§ Exercise task
Write down every entry below once more, exactly.

□ □ □ □

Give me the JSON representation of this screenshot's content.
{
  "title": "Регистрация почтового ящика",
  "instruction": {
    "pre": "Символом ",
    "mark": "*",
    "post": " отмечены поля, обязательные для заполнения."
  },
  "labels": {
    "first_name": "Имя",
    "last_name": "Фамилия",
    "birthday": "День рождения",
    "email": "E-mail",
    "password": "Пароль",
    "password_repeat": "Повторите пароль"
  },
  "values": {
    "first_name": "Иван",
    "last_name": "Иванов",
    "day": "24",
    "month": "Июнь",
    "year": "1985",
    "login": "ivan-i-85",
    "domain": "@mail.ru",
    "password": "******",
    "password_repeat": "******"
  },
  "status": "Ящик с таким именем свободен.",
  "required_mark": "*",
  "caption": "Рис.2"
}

□ □ □ □

§ Task result
Give me the JSON representation of this screenshot's content.
{
  "title": "Регистрация почтового ящика",
  "instruction": {
    "pre": "Символом ",
    "mark": "*",
    "post": " отмечены поля, обязательные для заполнения."
  },
  "labels": {
    "first_name": "Имя",
    "last_name": "Фамилия",
    "birthday": "День рождения",
    "email": "E-mail",
    "password": "Пароль",
    "password_repeat": "Повторите пароль"
  },
  "values": {
    "first_name": "Иван",
    "last_name": "Иванов",
    "day": "24",
    "month": "Июнь",
    "year": "1985",
    "login": "ivan-i-85",
    "domain": "@mail.ru",
    "password": "******",
    "password_repeat": "******"
  },
  "status": "Ящик с таким именем свободен.",
  "required_mark": "*",
  "caption": "Рис.2"
}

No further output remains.